Information given »
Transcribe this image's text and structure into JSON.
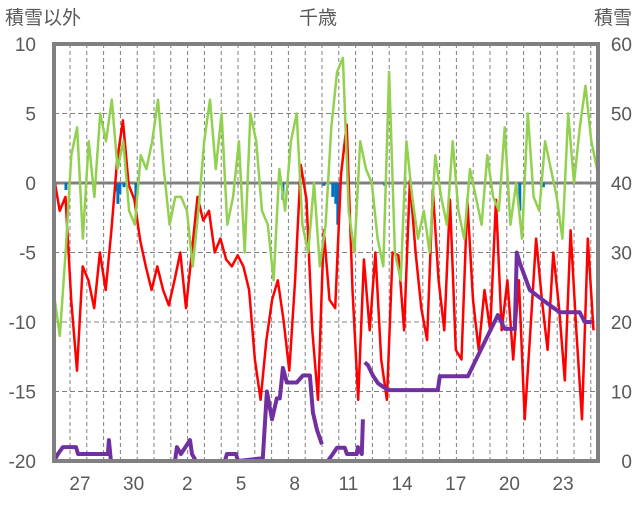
{
  "chart_data": {
    "type": "line",
    "title": "千歳",
    "ylabel_left": "積雪以外",
    "ylabel_right": "積雪",
    "ylim_left": [
      -20,
      10
    ],
    "ylim_right": [
      0,
      60
    ],
    "yticks_left": [
      10,
      5,
      0,
      -5,
      -10,
      -15,
      -20
    ],
    "yticks_right": [
      60,
      50,
      40,
      30,
      20,
      10,
      0
    ],
    "xlim": [
      -1.45,
      28.95
    ],
    "x_unit": "days after the 27th",
    "xticks": [
      {
        "x": 0,
        "label": "27"
      },
      {
        "x": 3,
        "label": "30"
      },
      {
        "x": 6,
        "label": "2"
      },
      {
        "x": 9,
        "label": "5"
      },
      {
        "x": 12,
        "label": "8"
      },
      {
        "x": 15,
        "label": "11"
      },
      {
        "x": 18,
        "label": "14"
      },
      {
        "x": 21,
        "label": "17"
      },
      {
        "x": 24,
        "label": "20"
      },
      {
        "x": 27,
        "label": "23"
      }
    ],
    "grid": true,
    "series": [
      {
        "name": "red-series",
        "axis": "left",
        "color": "#ff0000",
        "x_start": -1.45,
        "x_end": 28.7,
        "values": [
          0.4,
          -2,
          -1,
          -8.4,
          -13.5,
          -6,
          -7,
          -9,
          -5,
          -7.7,
          -3.4,
          1.6,
          4.5,
          -0.1,
          -1.2,
          -4.1,
          -6,
          -7.7,
          -6,
          -7.7,
          -8.8,
          -7,
          -5,
          -9,
          -5,
          -1,
          -2.7,
          -2,
          -5,
          -4,
          -5.5,
          -6,
          -5.2,
          -6,
          -7.7,
          -12.7,
          -15.6,
          -11.3,
          -8.4,
          -7,
          -9.9,
          -13.5,
          -7,
          1.3,
          -1.2,
          -10.6,
          -15.6,
          -3.4,
          -8.4,
          -9,
          0.6,
          4.2,
          -7.7,
          -15.6,
          -5.5,
          -10.6,
          -5,
          -12.7,
          -15.6,
          -5,
          -5.2,
          -10.6,
          0.2,
          -5,
          -9,
          -11.3,
          -0.5,
          -7,
          -10.6,
          -1.2,
          -12,
          -12.7,
          -1.2,
          -8.4,
          -12,
          -7.7,
          -10.6,
          -1.2,
          -10.6,
          -7,
          -12.7,
          -7,
          -17,
          -10.6,
          -4,
          -8.4,
          -12,
          -5,
          -9,
          -14.2,
          -3.4,
          -10.6,
          -17,
          -4,
          -10.6
        ]
      },
      {
        "name": "green-series",
        "axis": "left",
        "color": "#92d050",
        "x_start": -1.45,
        "x_end": 28.9,
        "values": [
          -8,
          -11,
          -5,
          2,
          4,
          -4,
          3,
          -1,
          5,
          3,
          6,
          1,
          3,
          -2,
          -3,
          2,
          1,
          3,
          6,
          1,
          -3,
          -1,
          -1,
          -2,
          -6,
          -2,
          3,
          6,
          1,
          5,
          -3,
          -1,
          3,
          -5,
          5,
          3,
          -2,
          -3,
          -7,
          1,
          -2,
          3,
          5,
          -3,
          -5,
          0,
          -6,
          -3,
          4,
          8,
          9,
          -2,
          -5,
          3,
          1,
          0,
          -4,
          -6,
          8,
          -5,
          -7,
          3,
          -1,
          -4,
          -2,
          -5,
          2,
          -1,
          -3,
          3,
          -2,
          -4,
          1,
          -1,
          -3,
          2,
          -1,
          -2,
          4,
          -3,
          0,
          -4,
          5,
          -1,
          -2,
          3,
          1,
          -1,
          -4,
          5,
          0,
          4,
          7,
          3,
          1
        ]
      },
      {
        "name": "blue-bars",
        "axis": "left",
        "color": "#0070c0",
        "type": "bar",
        "points": [
          [
            -0.78,
            -0.5
          ],
          [
            2.0,
            -0.6
          ],
          [
            2.12,
            -1.5
          ],
          [
            2.23,
            -0.8
          ],
          [
            2.46,
            -0.3
          ],
          [
            3.13,
            -1.5
          ],
          [
            11.34,
            -1.2
          ],
          [
            12.29,
            -0.3
          ],
          [
            13.63,
            -0.2
          ],
          [
            14.13,
            -1.0
          ],
          [
            14.3,
            -1.5
          ],
          [
            14.41,
            -3.0
          ],
          [
            17.04,
            -0.2
          ],
          [
            24.58,
            -2.0
          ],
          [
            25.9,
            -0.3
          ]
        ]
      },
      {
        "name": "snow-depth",
        "axis": "right",
        "color": "#7030a0",
        "points": [
          [
            -1.45,
            0
          ],
          [
            -1.23,
            1
          ],
          [
            -0.95,
            2
          ],
          [
            -0.22,
            2
          ],
          [
            -0.11,
            1
          ],
          [
            1.56,
            1
          ],
          [
            1.62,
            3
          ],
          [
            1.73,
            0
          ],
          [
            5.31,
            0
          ],
          [
            5.42,
            2
          ],
          [
            5.64,
            1
          ],
          [
            6.15,
            3
          ],
          [
            6.26,
            1
          ],
          [
            6.48,
            0
          ],
          [
            8.1,
            0
          ],
          [
            8.21,
            1
          ],
          [
            8.72,
            1
          ],
          [
            8.83,
            0
          ],
          [
            10.22,
            0.4
          ],
          [
            10.45,
            10
          ],
          [
            10.73,
            6
          ],
          [
            11.0,
            9
          ],
          [
            11.17,
            9
          ],
          [
            11.34,
            13.4
          ],
          [
            11.56,
            11.3
          ],
          [
            12.12,
            11.3
          ],
          [
            12.46,
            12.3
          ],
          [
            12.85,
            12.3
          ],
          [
            13.02,
            7
          ],
          [
            13.24,
            4.5
          ],
          [
            13.52,
            2.4
          ],
          null,
          [
            13.85,
            0
          ],
          [
            14.13,
            1
          ],
          [
            14.36,
            1.9
          ],
          [
            14.8,
            1.9
          ],
          [
            14.92,
            1
          ],
          [
            15.47,
            1
          ],
          [
            15.53,
            2
          ],
          [
            15.75,
            1
          ],
          [
            15.81,
            6
          ],
          null,
          [
            15.92,
            14.2
          ],
          [
            16.09,
            13.8
          ],
          [
            16.37,
            12.3
          ],
          [
            16.65,
            11.2
          ],
          [
            17.21,
            10.2
          ],
          [
            20.0,
            10.2
          ],
          [
            20.11,
            12.2
          ],
          [
            21.68,
            12.2
          ],
          [
            23.35,
            21
          ],
          [
            23.74,
            19
          ],
          [
            24.3,
            19
          ],
          [
            24.41,
            30
          ],
          [
            24.58,
            28.5
          ],
          [
            25.14,
            24.6
          ],
          [
            25.7,
            23.5
          ],
          [
            26.26,
            22.4
          ],
          [
            26.82,
            21.4
          ],
          [
            27.93,
            21.4
          ],
          [
            28.21,
            20
          ],
          [
            28.6,
            20
          ]
        ]
      }
    ]
  }
}
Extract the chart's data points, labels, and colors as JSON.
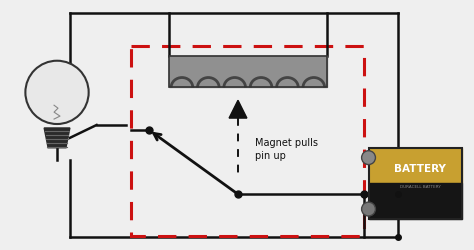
{
  "bg_color": "#efefef",
  "wire_color": "#111111",
  "wire_lw": 1.8,
  "dashed_box_color": "#cc1111",
  "coil_body_color": "#909090",
  "coil_wire_color": "#444444",
  "battery_gold": "#c8a030",
  "battery_black": "#151515",
  "battery_text": "BATTERY",
  "battery_subtext": "DURACELL BATTERY",
  "annotation_text": "Magnet pulls\npin up",
  "dot_color": "#111111"
}
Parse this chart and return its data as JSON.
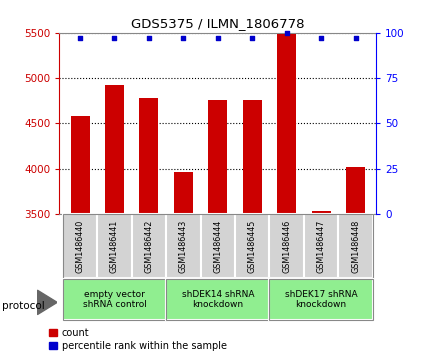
{
  "title": "GDS5375 / ILMN_1806778",
  "samples": [
    "GSM1486440",
    "GSM1486441",
    "GSM1486442",
    "GSM1486443",
    "GSM1486444",
    "GSM1486445",
    "GSM1486446",
    "GSM1486447",
    "GSM1486448"
  ],
  "counts": [
    4580,
    4920,
    4780,
    3960,
    4760,
    4760,
    5490,
    3530,
    4020
  ],
  "percentile_ranks": [
    97,
    97,
    97,
    97,
    97,
    97,
    100,
    97,
    97
  ],
  "groups": [
    {
      "label": "empty vector\nshRNA control",
      "start": 0,
      "end": 2,
      "color": "#90EE90"
    },
    {
      "label": "shDEK14 shRNA\nknockdown",
      "start": 3,
      "end": 5,
      "color": "#90EE90"
    },
    {
      "label": "shDEK17 shRNA\nknockdown",
      "start": 6,
      "end": 8,
      "color": "#90EE90"
    }
  ],
  "ylim_left": [
    3500,
    5500
  ],
  "ylim_right": [
    0,
    100
  ],
  "yticks_left": [
    3500,
    4000,
    4500,
    5000,
    5500
  ],
  "yticks_right": [
    0,
    25,
    50,
    75,
    100
  ],
  "bar_color": "#CC0000",
  "dot_color": "#0000CC",
  "bar_width": 0.55,
  "bg_sample_box": "#d3d3d3",
  "legend_count_label": "count",
  "legend_pct_label": "percentile rank within the sample",
  "protocol_label": "protocol"
}
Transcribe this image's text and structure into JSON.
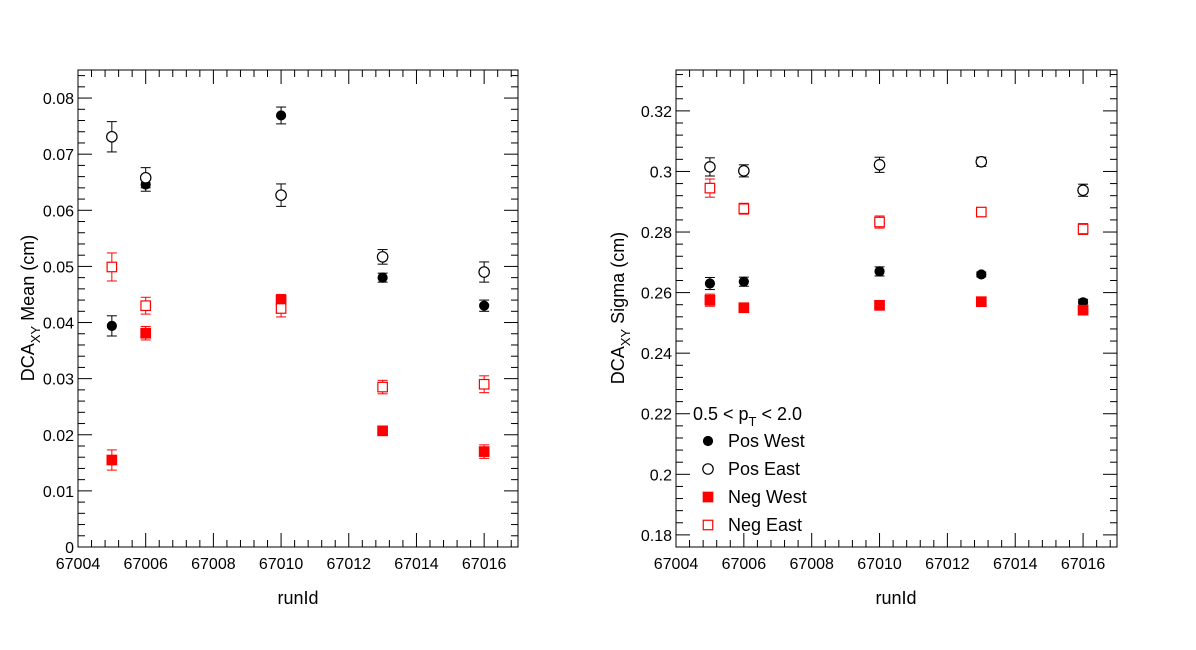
{
  "chart_data": [
    {
      "type": "scatter",
      "xlabel": "runId",
      "ylabel_main": "DCA",
      "ylabel_sub": "XY",
      "ylabel_rest": " Mean (cm)",
      "xlim": [
        67004,
        67017
      ],
      "ylim": [
        0,
        0.085
      ],
      "xticks": [
        67004,
        67006,
        67008,
        67010,
        67012,
        67014,
        67016
      ],
      "xtick_labels": [
        "67004",
        "67006",
        "67008",
        "67010",
        "67012",
        "67014",
        "67016"
      ],
      "yticks": [
        0,
        0.01,
        0.02,
        0.03,
        0.04,
        0.05,
        0.06,
        0.07,
        0.08
      ],
      "ytick_labels": [
        "0",
        "0.01",
        "0.02",
        "0.03",
        "0.04",
        "0.05",
        "0.06",
        "0.07",
        "0.08"
      ],
      "series": [
        {
          "name": "Pos West",
          "marker": "filled-circle",
          "color": "#000000",
          "x": [
            67005,
            67006,
            67010,
            67013,
            67016
          ],
          "y": [
            0.0394,
            0.0646,
            0.0769,
            0.048,
            0.043
          ],
          "err": [
            0.0018,
            0.0012,
            0.0015,
            0.0008,
            0.001
          ]
        },
        {
          "name": "Pos East",
          "marker": "open-circle",
          "color": "#000000",
          "x": [
            67005,
            67006,
            67010,
            67013,
            67016
          ],
          "y": [
            0.0731,
            0.0658,
            0.0627,
            0.0517,
            0.049
          ],
          "err": [
            0.0027,
            0.0018,
            0.002,
            0.0013,
            0.0018
          ]
        },
        {
          "name": "Neg West",
          "marker": "filled-square",
          "color": "#ff0000",
          "x": [
            67005,
            67006,
            67010,
            67013,
            67016
          ],
          "y": [
            0.0155,
            0.0381,
            0.044,
            0.0207,
            0.017
          ],
          "err": [
            0.0018,
            0.0012,
            0.001,
            0.0008,
            0.0012
          ]
        },
        {
          "name": "Neg East",
          "marker": "open-square",
          "color": "#ff0000",
          "x": [
            67005,
            67006,
            67010,
            67013,
            67016
          ],
          "y": [
            0.0499,
            0.043,
            0.0425,
            0.0285,
            0.029
          ],
          "err": [
            0.0025,
            0.0015,
            0.0015,
            0.0012,
            0.0015
          ]
        }
      ]
    },
    {
      "type": "scatter",
      "xlabel": "runId",
      "ylabel_main": "DCA",
      "ylabel_sub": "XY",
      "ylabel_rest": " Sigma (cm)",
      "xlim": [
        67004,
        67017
      ],
      "ylim": [
        0.176,
        0.3335
      ],
      "xticks": [
        67004,
        67006,
        67008,
        67010,
        67012,
        67014,
        67016
      ],
      "xtick_labels": [
        "67004",
        "67006",
        "67008",
        "67010",
        "67012",
        "67014",
        "67016"
      ],
      "yticks": [
        0.18,
        0.2,
        0.22,
        0.24,
        0.26,
        0.28,
        0.3,
        0.32
      ],
      "ytick_labels": [
        "0.18",
        "0.2",
        "0.22",
        "0.24",
        "0.26",
        "0.28",
        "0.3",
        "0.32"
      ],
      "legend": {
        "placement": "bottom-left",
        "header_main": "0.5 < p",
        "header_sub": "T",
        "header_rest": " < 2.0"
      },
      "series": [
        {
          "name": "Pos West",
          "marker": "filled-circle",
          "color": "#000000",
          "x": [
            67005,
            67006,
            67010,
            67013,
            67016
          ],
          "y": [
            0.263,
            0.2636,
            0.267,
            0.266,
            0.2568
          ],
          "err": [
            0.002,
            0.0015,
            0.0015,
            0.0008,
            0.001
          ]
        },
        {
          "name": "Pos East",
          "marker": "open-circle",
          "color": "#000000",
          "x": [
            67005,
            67006,
            67010,
            67013,
            67016
          ],
          "y": [
            0.3015,
            0.3002,
            0.3022,
            0.3032,
            0.2938
          ],
          "err": [
            0.003,
            0.002,
            0.0025,
            0.0015,
            0.002
          ]
        },
        {
          "name": "Neg West",
          "marker": "filled-square",
          "color": "#ff0000",
          "x": [
            67005,
            67006,
            67010,
            67013,
            67016
          ],
          "y": [
            0.2575,
            0.255,
            0.2558,
            0.257,
            0.2542
          ],
          "err": [
            0.002,
            0.001,
            0.001,
            0.0008,
            0.001
          ]
        },
        {
          "name": "Neg East",
          "marker": "open-square",
          "color": "#ff0000",
          "x": [
            67005,
            67006,
            67010,
            67013,
            67016
          ],
          "y": [
            0.2945,
            0.2877,
            0.2833,
            0.2866,
            0.281
          ],
          "err": [
            0.003,
            0.0018,
            0.002,
            0.0015,
            0.0018
          ]
        }
      ]
    }
  ]
}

What the task requires » Reproduce each line holding the word "series".

The solution »
    "series": [
        "name": "red-series",
        "name": "green-series",
      "series": [
      "series": [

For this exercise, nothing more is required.